**Task inputs**
□ □ □
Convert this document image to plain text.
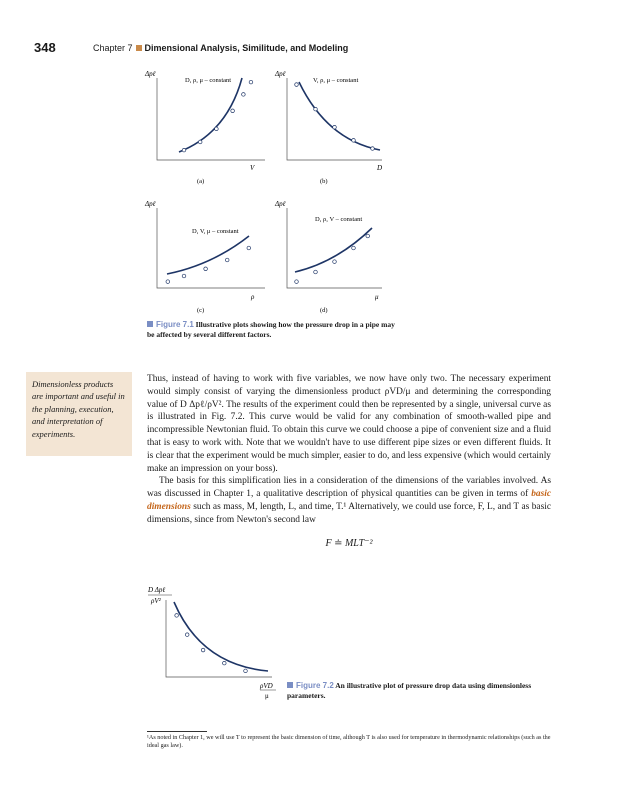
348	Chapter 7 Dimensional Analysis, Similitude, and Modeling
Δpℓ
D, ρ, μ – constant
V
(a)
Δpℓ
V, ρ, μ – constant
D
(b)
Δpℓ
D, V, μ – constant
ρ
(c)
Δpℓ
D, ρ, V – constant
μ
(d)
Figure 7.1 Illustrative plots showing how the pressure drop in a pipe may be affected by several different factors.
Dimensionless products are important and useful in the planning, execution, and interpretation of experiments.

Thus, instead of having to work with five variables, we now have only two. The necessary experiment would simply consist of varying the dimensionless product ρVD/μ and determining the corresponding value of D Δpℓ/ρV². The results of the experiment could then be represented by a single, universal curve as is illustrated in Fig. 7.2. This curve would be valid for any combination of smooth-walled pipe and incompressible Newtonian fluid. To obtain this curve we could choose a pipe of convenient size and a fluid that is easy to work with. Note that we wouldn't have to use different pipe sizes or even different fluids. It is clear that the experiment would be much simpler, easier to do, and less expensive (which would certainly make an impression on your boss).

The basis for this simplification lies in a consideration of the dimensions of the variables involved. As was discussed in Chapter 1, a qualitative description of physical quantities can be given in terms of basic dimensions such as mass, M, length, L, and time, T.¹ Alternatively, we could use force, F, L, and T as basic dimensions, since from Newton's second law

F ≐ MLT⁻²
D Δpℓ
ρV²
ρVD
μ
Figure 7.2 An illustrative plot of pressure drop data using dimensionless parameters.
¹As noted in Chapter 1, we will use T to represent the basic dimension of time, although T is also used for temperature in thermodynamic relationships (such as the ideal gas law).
□ □ □
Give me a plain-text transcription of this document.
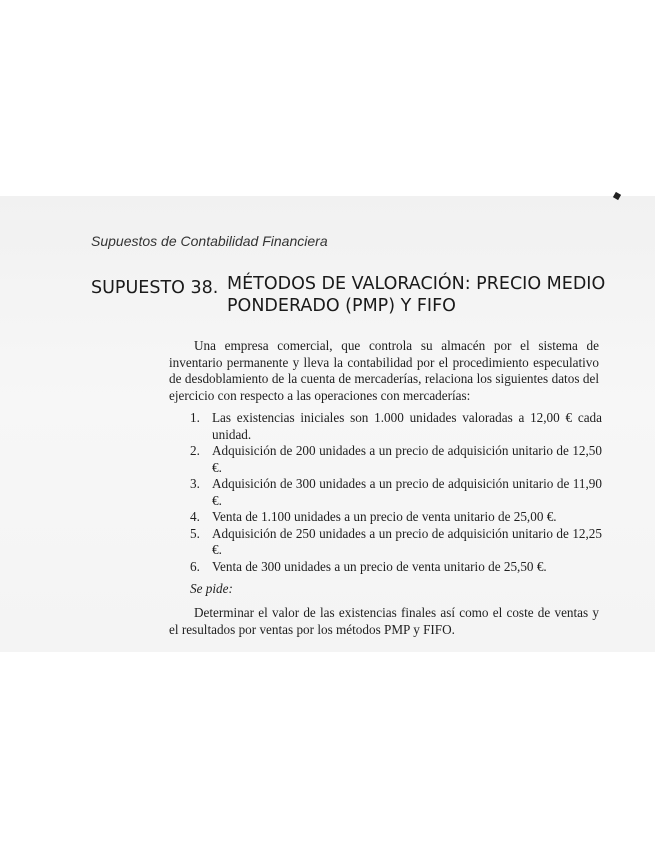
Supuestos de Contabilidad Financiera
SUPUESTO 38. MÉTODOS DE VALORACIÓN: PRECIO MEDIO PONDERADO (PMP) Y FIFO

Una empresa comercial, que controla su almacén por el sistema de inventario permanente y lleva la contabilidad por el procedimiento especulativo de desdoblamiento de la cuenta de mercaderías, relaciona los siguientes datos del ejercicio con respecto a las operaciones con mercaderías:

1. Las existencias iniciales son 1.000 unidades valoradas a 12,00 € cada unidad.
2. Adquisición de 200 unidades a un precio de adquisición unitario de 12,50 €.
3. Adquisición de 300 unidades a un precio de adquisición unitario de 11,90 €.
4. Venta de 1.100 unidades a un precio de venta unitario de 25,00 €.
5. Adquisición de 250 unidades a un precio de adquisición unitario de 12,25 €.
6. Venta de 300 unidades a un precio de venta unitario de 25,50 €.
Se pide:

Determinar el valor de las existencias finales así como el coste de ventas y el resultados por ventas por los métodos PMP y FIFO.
□ □ □
**Exercise requirements**
Each line holding "could" must be found and copied.

**The result**
Thus, instead of having to work with five variables, we now have only two. The necessary experiment would simply consist of varying the dimensionless product ρVD/μ and determining the corresponding value of D Δpℓ/ρV². The results of the experiment could then be represented by a single, universal curve as is illustrated in Fig. 7.2. This curve would be valid for any combination of smooth-walled pipe and incompressible Newtonian fluid. To obtain this curve we could choose a pipe of convenient size and a fluid that is easy to work with. Note that we wouldn't have to use different pipe sizes or even different fluids. It is clear that the experiment would be much simpler, easier to do, and less expensive (which would certainly make an impression on your boss).
The basis for this simplification lies in a consideration of the dimensions of the variables involved. As was discussed in Chapter 1, a qualitative description of physical quantities can be given in terms of basic dimensions such as mass, M, length, L, and time, T.¹ Alternatively, we could use force, F, L, and T as basic dimensions, since from Newton's second law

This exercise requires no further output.